Task instructions >>
Omit the pictures from the entries below and retype everything else exactly.

Chart and figure data:
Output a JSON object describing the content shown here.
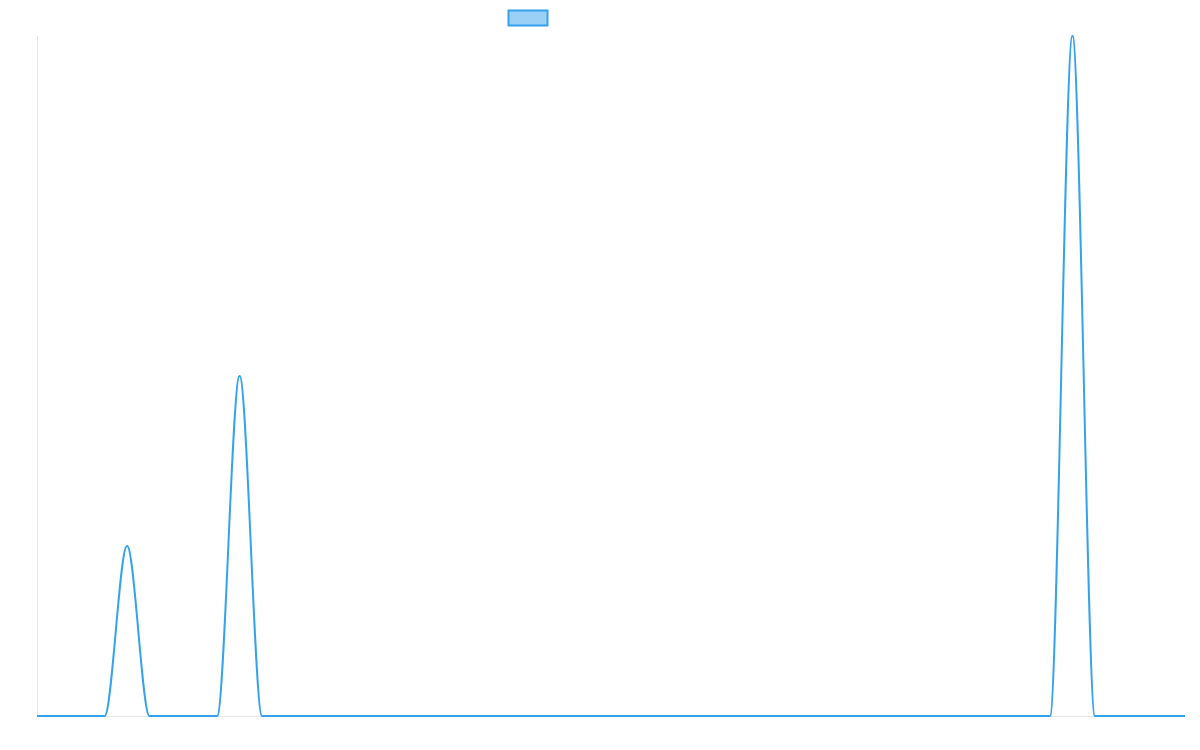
{
  "chart_data": {
    "type": "line",
    "title": "",
    "xlabel": "",
    "ylabel": "",
    "x": [
      0,
      1,
      2,
      3,
      4,
      5,
      6,
      7,
      8,
      9,
      10,
      11,
      12,
      13,
      14,
      15,
      16,
      17,
      18,
      19,
      20,
      21,
      22,
      23,
      24,
      25,
      26,
      27,
      28,
      29,
      30,
      31,
      32,
      33,
      34,
      35,
      36,
      37,
      38,
      39,
      40,
      41,
      42,
      43,
      44,
      45,
      46,
      47,
      48,
      49,
      50,
      51
    ],
    "series": [
      {
        "name": "",
        "values": [
          0,
          0,
          0,
          0,
          1,
          0,
          0,
          0,
          0,
          2,
          0,
          0,
          0,
          0,
          0,
          0,
          0,
          0,
          0,
          0,
          0,
          0,
          0,
          0,
          0,
          0,
          0,
          0,
          0,
          0,
          0,
          0,
          0,
          0,
          0,
          0,
          0,
          0,
          0,
          0,
          0,
          0,
          0,
          0,
          0,
          0,
          4,
          0,
          0,
          0,
          0,
          0
        ],
        "color": "#36a2eb",
        "fill_color": "#9ad0f5"
      }
    ],
    "ylim": [
      0,
      4
    ],
    "grid": false,
    "tick_labels_shown": false,
    "legend": "top"
  }
}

Reply >>
Output a JSON object describing the content shown here.
{
  "chart_data": {
    "type": "line",
    "title": "",
    "xlabel": "",
    "ylabel": "",
    "x": [
      0,
      1,
      2,
      3,
      4,
      5,
      6,
      7,
      8,
      9,
      10,
      11,
      12,
      13,
      14,
      15,
      16,
      17,
      18,
      19,
      20,
      21,
      22,
      23,
      24,
      25,
      26,
      27,
      28,
      29,
      30,
      31,
      32,
      33,
      34,
      35,
      36,
      37,
      38,
      39,
      40,
      41,
      42,
      43,
      44,
      45,
      46,
      47,
      48,
      49,
      50,
      51
    ],
    "series": [
      {
        "name": "",
        "values": [
          0,
          0,
          0,
          0,
          1,
          0,
          0,
          0,
          0,
          2,
          0,
          0,
          0,
          0,
          0,
          0,
          0,
          0,
          0,
          0,
          0,
          0,
          0,
          0,
          0,
          0,
          0,
          0,
          0,
          0,
          0,
          0,
          0,
          0,
          0,
          0,
          0,
          0,
          0,
          0,
          0,
          0,
          0,
          0,
          0,
          0,
          4,
          0,
          0,
          0,
          0,
          0
        ],
        "color": "#36a2eb",
        "fill_color": "#9ad0f5"
      }
    ],
    "ylim": [
      0,
      4
    ],
    "grid": false,
    "tick_labels_shown": false,
    "legend": "top"
  }
}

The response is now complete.